De nombreuses administrations fiscales africaines disposent d’une faible capacité à percevoir des recettes. Entre 1990 et 2020, les pays d’Afrique subsaharienne n’ont collecté en moyenne qu’environ 12 à 15% de leur PIB sous forme d’impôts, soit une part bien inférieure aux 33,5% des économies de l’OCDE.

Pour les pays qui disposent de peu d’informations sur les contribuables, de ressources limitées et d’économies informelles, il peut être difficile de collecter des recettes. De plus, les administrations fiscales africaines ont tendance à s’appuyer sur la déclaration et le paiement manuels des impôts. Les interactions en personne entre les contribuables et les fonctionnaires du fisc sont courantes, créant par là même des possibilités de collusion lors du paiement des impôts. Les contribuables africains doivent également faire face à des coûts de mise en conformité plus élevés que dans des régions similaires lorsqu’ils naviguent dans des systèmes fiscaux opaques.

Le Kenya est confronté à bon nombre de ces défis. Pour rationaliser les processus et les rendre plus transparents, le pays a commencé, au cours de la dernière décennie, à numériser les services publics tels que la perception des impôts. La numérisation vise également à améliorer l’identification des contribuables et la capacité de contrôle, ainsi qu’à réduire les coûts de mise en conformité pour les contribuables.

Dans le cadre des dernières réformes politiques, le pays prévoit d’introduire des documents d’identité numériques pour tous les Kényans d’ici février 2024. Un système d’identité numérique, l’e-ID, utilise la technologie numérique tout au long du cycle de vie de la pièce d’identité : capture, validation, stockage et transfert de données.

Au Kenya, chaque citoyen recevra un identifiant personnel unique. Cet identifiant sera essentiel tout au long du parcours scolaire de l’enfant. À partir de l’âge de 18 ans, l’identifiant deviendra un numéro d’identité national officiel permettant d’accéder à l’ensemble des services publics.

À FAIRE >>
A – Traduisez en anglais cette phrase du texte sur la fiscalité africaine : « Au Kenya, chaque citoyen recevra un identifiant personnel unique. »
B – D'après le texte sur la fiscalité africaine, d'ici quand le Kenya prévoit-il d'introduire des documents d'identité numériques pour tous les Kényans ?
C – Reprenez, s'il vous plaît, le texte sur la fiscalité africaine à la suite de sa dernière phrase.

JEU DE DONNÉES >>
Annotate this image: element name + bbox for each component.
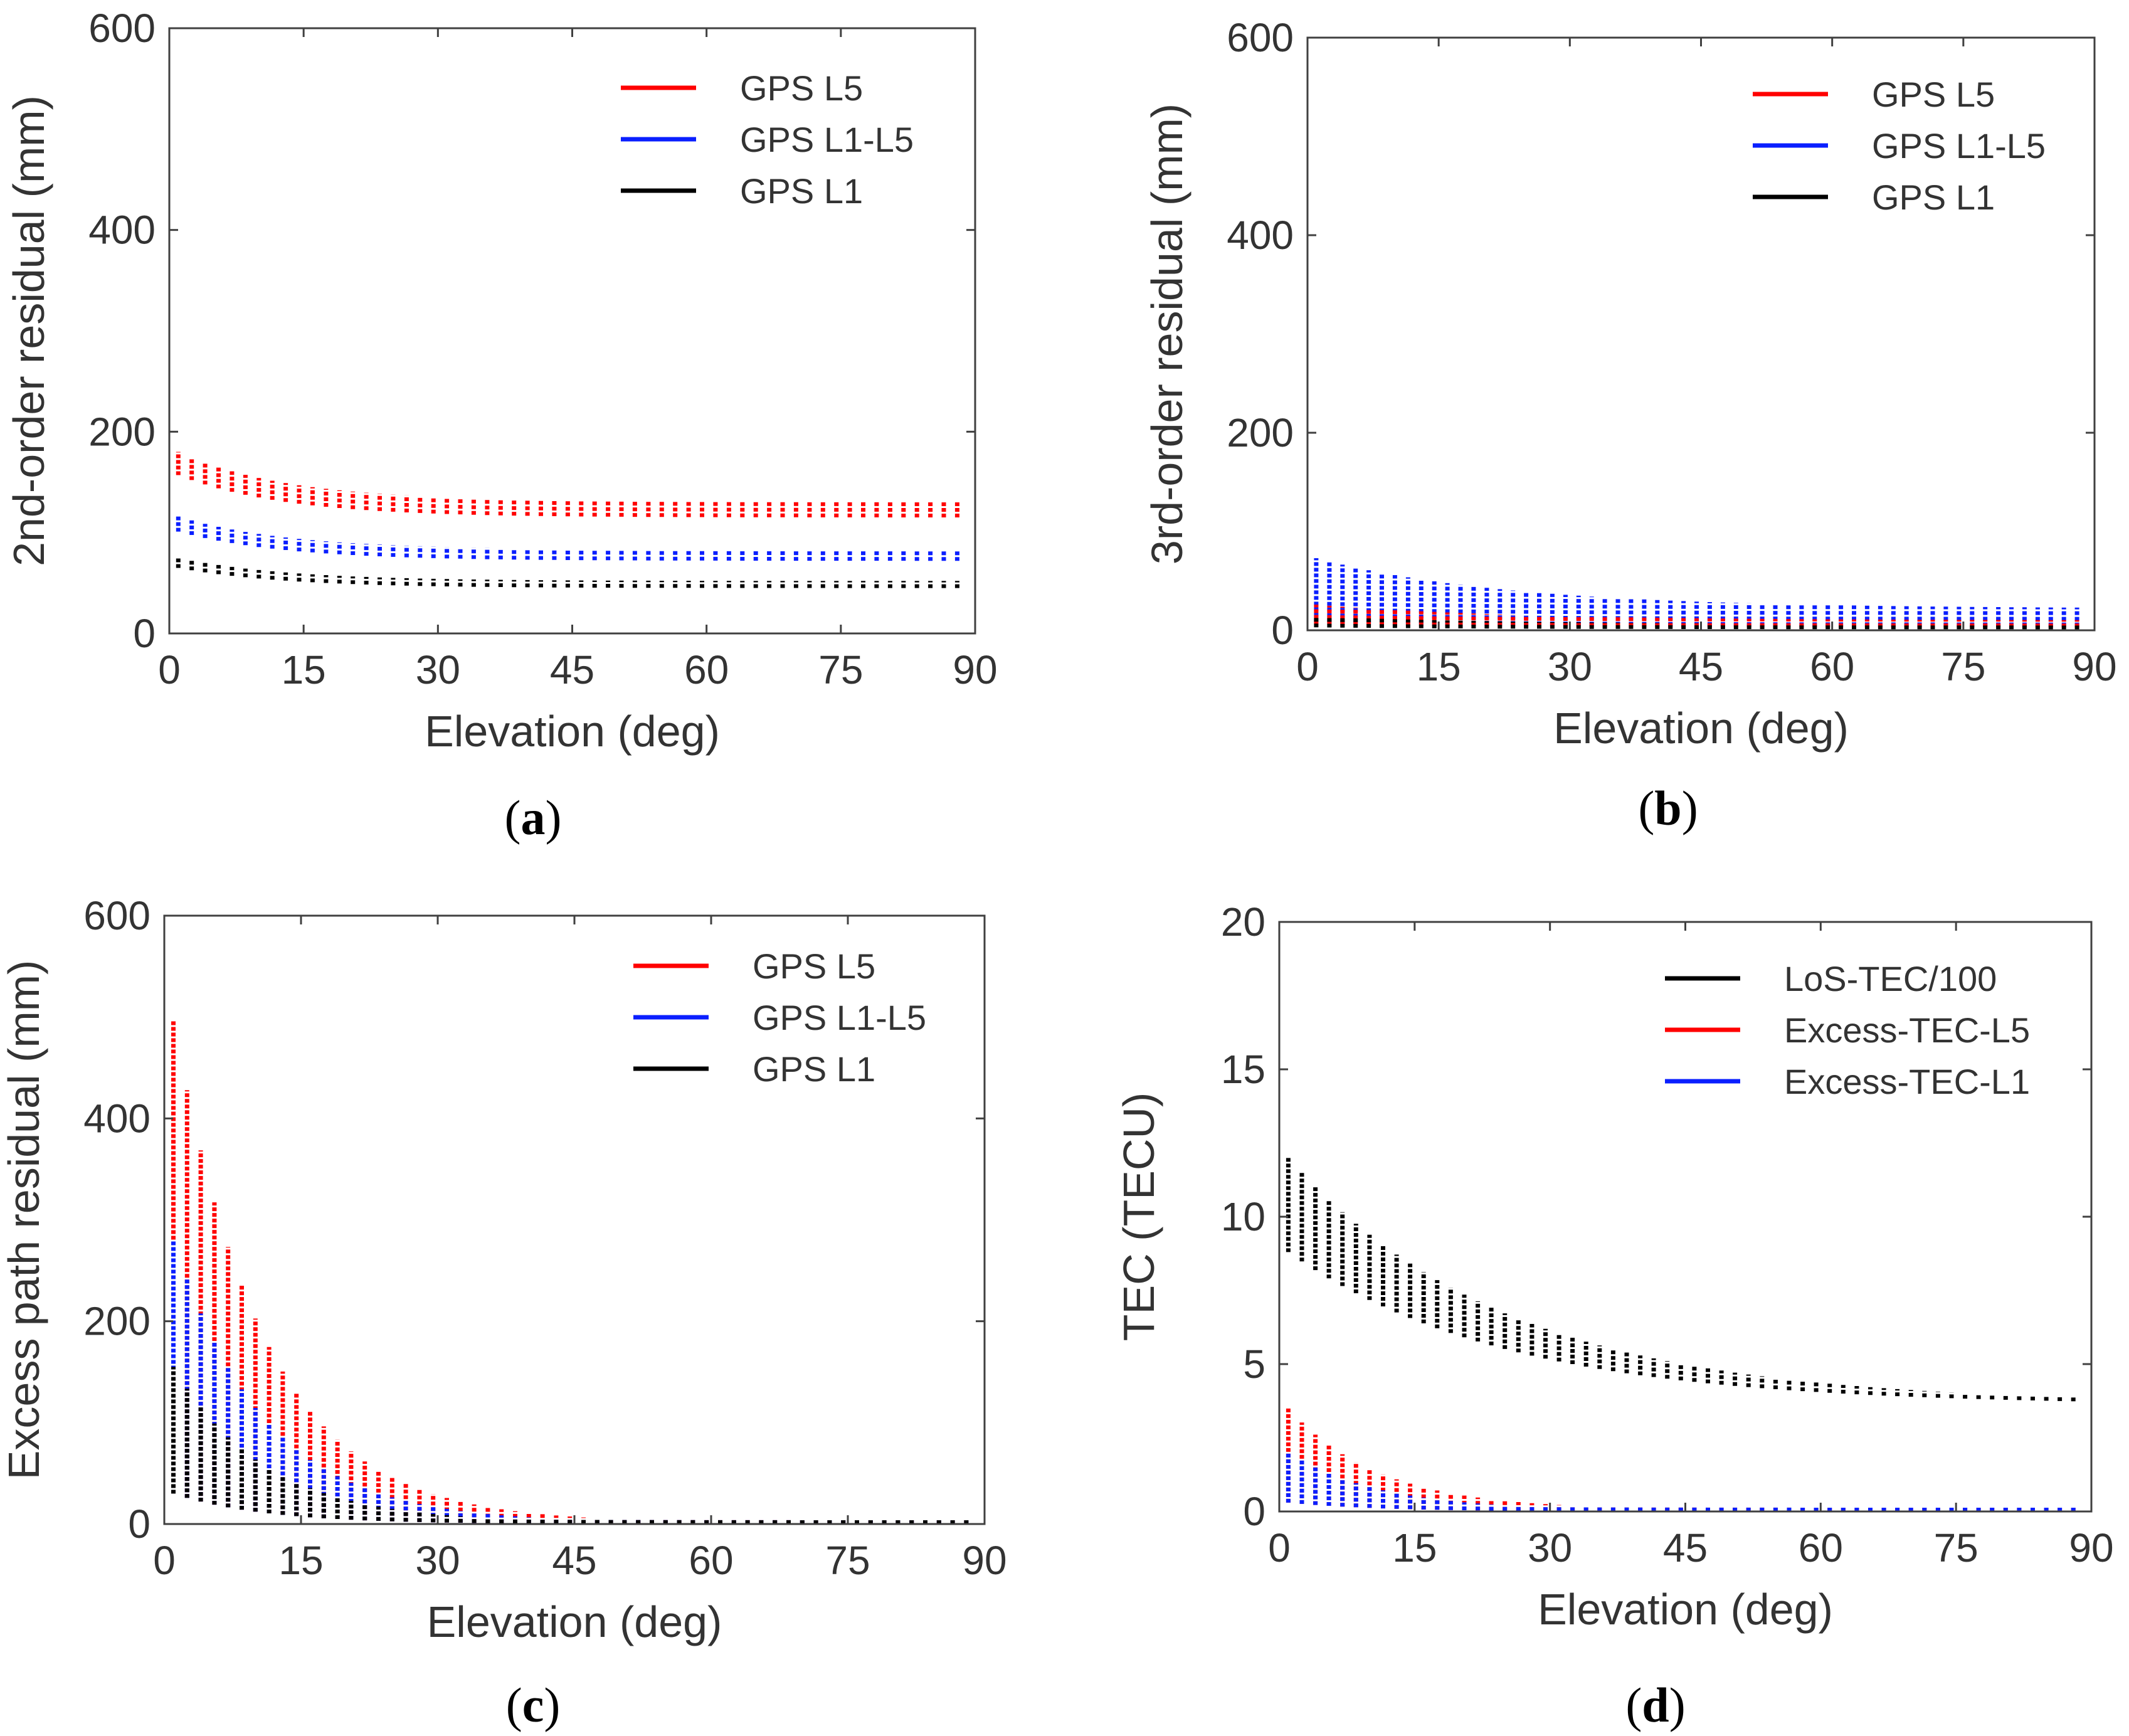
y-axis-title: 3rd-order residual (mm)	[1143, 103, 1191, 564]
series-gps-l5	[176, 452, 959, 517]
y-tick-label: 600	[83, 893, 151, 938]
series-gps-l1	[1314, 617, 2079, 630]
x-tick-label: 45	[1679, 644, 1723, 689]
legend-label: LoS-TEC/100	[1784, 959, 1997, 998]
x-tick-label: 30	[1548, 644, 1592, 689]
y-axis-title: Excess path residual (mm)	[0, 960, 48, 1480]
legend-label: GPS L1	[1872, 177, 1995, 217]
panel-caption: (c)	[506, 1678, 561, 1732]
legend: LoS-TEC/100 Excess-TEC-L5 Excess-TEC-L1	[1665, 959, 2030, 1101]
x-axis-title: Elevation (deg)	[1553, 704, 1849, 753]
series-excess-tec-l5	[1286, 1408, 2076, 1511]
y-tick-label: 400	[83, 1096, 151, 1141]
x-tick-label: 45	[552, 1538, 596, 1583]
y-tick-label: 0	[1271, 608, 1294, 653]
y-tick-label: 0	[133, 611, 156, 656]
x-tick-label: 45	[550, 647, 594, 692]
x-tick-label: 15	[1417, 644, 1461, 689]
legend-label: GPS L1-L5	[1872, 126, 2046, 166]
legend: GPS L5 GPS L1-L5 GPS L1	[633, 946, 926, 1089]
legend-label: GPS L1-L5	[753, 998, 926, 1037]
y-axis-title: 2nd-order residual (mm)	[4, 95, 53, 566]
legend-label: Excess-TEC-L5	[1784, 1010, 2030, 1050]
series-gps-l1	[176, 558, 959, 588]
legend-label: GPS L1-L5	[740, 120, 914, 159]
legend-label: Excess-TEC-L1	[1784, 1062, 2030, 1101]
series-gps-l1-l5	[171, 1240, 969, 1524]
y-tick-label: 10	[1221, 1194, 1265, 1239]
x-tick-label: 30	[416, 647, 460, 692]
y-tick-label: 0	[128, 1501, 151, 1547]
x-tick-label: 0	[158, 647, 181, 692]
legend-label: GPS L5	[740, 68, 863, 108]
panel-c: 0 15 30 45 60 75 90 0 200 400 600 Elevation (deg) Ex…	[0, 893, 1007, 1732]
legend: GPS L5 GPS L1-L5 GPS L1	[1753, 75, 2046, 217]
x-tick-label: 45	[1663, 1525, 1708, 1570]
x-tick-label: 75	[818, 647, 863, 692]
series-excess-tec-l1	[1286, 1453, 2076, 1511]
series-gps-l1-l5	[1314, 558, 2079, 627]
x-tick-label: 30	[415, 1538, 460, 1583]
panel-caption: (b)	[1638, 781, 1698, 835]
x-tick-label: 60	[1810, 644, 1854, 689]
panel-a: 0 15 30 45 60 75 90 0 200 400 600 Elevation (deg) 2n…	[4, 6, 998, 845]
series-gps-l1-l5	[176, 516, 959, 561]
series-gps-l5	[171, 1020, 969, 1524]
y-tick-label: 400	[1227, 213, 1294, 258]
y-tick-label: 20	[1221, 899, 1265, 945]
x-tick-label: 90	[2069, 1525, 2113, 1570]
x-tick-label: 60	[689, 1538, 733, 1583]
x-tick-label: 15	[1392, 1525, 1437, 1570]
x-axis-title: Elevation (deg)	[1538, 1585, 1833, 1634]
plot-frame	[168, 27, 976, 635]
x-tick-label: 90	[2072, 644, 2116, 689]
y-tick-label: 0	[1243, 1489, 1265, 1534]
y-tick-label: 600	[88, 6, 156, 51]
x-tick-label: 90	[962, 1538, 1006, 1583]
x-tick-label: 0	[1296, 644, 1319, 689]
x-tick-label: 0	[153, 1538, 176, 1583]
x-tick-label: 90	[953, 647, 997, 692]
y-tick-label: 5	[1243, 1342, 1265, 1387]
y-tick-label: 200	[1227, 410, 1294, 455]
x-tick-label: 75	[1941, 644, 1985, 689]
x-tick-label: 0	[1268, 1525, 1291, 1570]
x-tick-label: 60	[1799, 1525, 1843, 1570]
panel-caption: (d)	[1625, 1678, 1685, 1732]
legend-label: GPS L1	[740, 171, 863, 211]
panel-b: 0 15 30 45 60 75 90 0 200 400 600 Elevation (deg) 3r…	[1143, 15, 2117, 835]
y-tick-label: 15	[1221, 1047, 1265, 1092]
panel-d: 0 15 30 45 60 75 90 0 5 10 15 20 Elevation (deg) TEC …	[1114, 899, 2114, 1732]
x-axis-title: Elevation (deg)	[427, 1597, 722, 1646]
series-los-tec-100	[1286, 1158, 2076, 1402]
legend: GPS L5 GPS L1-L5 GPS L1	[621, 68, 914, 211]
x-tick-label: 75	[825, 1538, 870, 1583]
x-tick-label: 30	[1528, 1525, 1572, 1570]
x-tick-label: 75	[1934, 1525, 1978, 1570]
x-tick-label: 15	[278, 1538, 323, 1583]
series-gps-l1	[171, 1367, 969, 1524]
y-tick-label: 400	[88, 208, 156, 253]
x-tick-label: 15	[282, 647, 326, 692]
y-tick-label: 200	[88, 409, 156, 454]
panel-caption: (a)	[505, 790, 562, 845]
y-tick-label: 600	[1227, 15, 1294, 60]
legend-label: GPS L5	[1872, 75, 1995, 114]
y-tick-label: 200	[83, 1299, 151, 1344]
y-axis-title: TEC (TECU)	[1114, 1093, 1163, 1342]
x-axis-title: Elevation (deg)	[425, 707, 720, 756]
x-tick-label: 60	[684, 647, 729, 692]
legend-label: GPS L1	[753, 1049, 875, 1089]
legend-label: GPS L5	[753, 946, 875, 986]
series-gps-l5	[1314, 605, 2079, 628]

RÉPONSES PAR TÂCHE >>
A – In Kenya, every citizen will receive a unique personal identifier.

B – D'ici février 2024.

C –
Parallèlement, le Kenya est en passe d’éliminer les transactions en espèces pour tous les services publics. Ces services incluent l’enregistrement des entreprises, les services de passeport et les services fonciers et immobiliers en 2023.

La combinaison du paiement électronique obligatoire des impôts et des cartes d’identité numériques pourrait grandement améliorer la perception des recettes et l’efficacité, et réduire les coûts de mise en conformité des contribuables.

La déclaration en ligne des revenus est obligatoire depuis 2016 pour la collecte des impôts sur l’emploi, les entreprises et les revenus locatifs. Le système prend en charge un large éventail de tâches, de l’enregistrement au remboursement. Les contribuables peuvent toutefois continuer à payer leurs impôts en espèces, en se rendant dans les banques agréées ou dans les centres de services de l’administration fiscale kényane (Kenya Revenue Authority). Le paiement électronique universel des impôts devrait changer la donne. Nous avons à notre actif des années de recherche sur la gouvernance, les finances publiques et la fiscalité dans les pays africains. Forts de cette expérience, nous pensons qu’un certain nombre de défis et de contraintes doivent être pris en compte pour tirer parti des avantages d’une administration fiscale entièrement numérisée, non seulement au Kenya, mais aussi dans les autres pays.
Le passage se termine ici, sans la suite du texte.